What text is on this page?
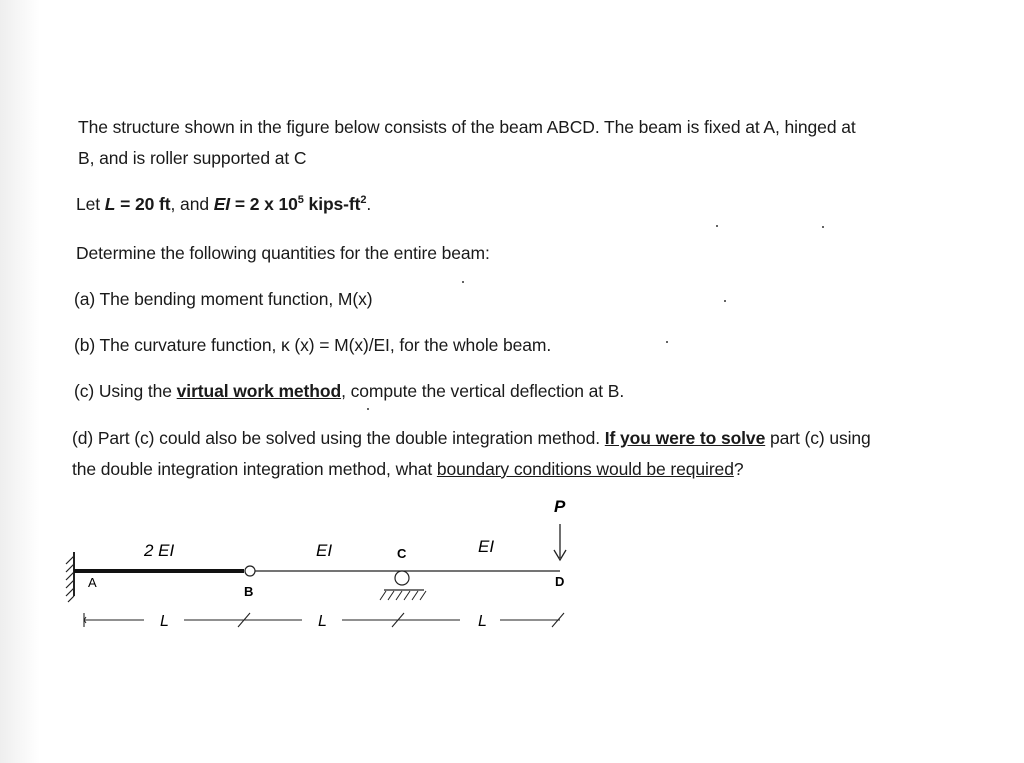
The structure shown in the figure below consists of the beam ABCD. The beam is fixed at A, hinged at
B, and is roller supported at C
Let L = 20 ft, and EI = 2 x $10^5$ kips-$ft^2$.
Determine the following quantities for the entire beam:
(a) The bending moment function, M(x)
(b) The curvature function, κ (x) = M(x)/EI, for the whole beam.
(c) Using the virtual work method, compute the vertical deflection at B.
(d) Part (c) could also be solved using the double integration method. If you were to solve part (c) using
the double integration integration method, what boundary conditions would be required?
2 EI	EI	EI
P
A
B
C
D
L	L	L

--- --- ---

Every entry above should be duplicated exactly. Do not include the images.

**Answer in full**
What text is on this page?
The structure shown in the figure below consists of the beam ABCD. The beam is fixed at A, hinged at
B, and is roller supported at C
Let L = 20 ft, and EI = 2 x $10^5$ kips-$ft^2$.
Determine the following quantities for the entire beam:
(a) The bending moment function, M(x)
(b) The curvature function, κ (x) = M(x)/EI, for the whole beam.
(c) Using the virtual work method, compute the vertical deflection at B.
(d) Part (c) could also be solved using the double integration method. If you were to solve part (c) using
the double integration integration method, what boundary conditions would be required?
2 EI	EI	EI
P
A
B
C
D
L	L	L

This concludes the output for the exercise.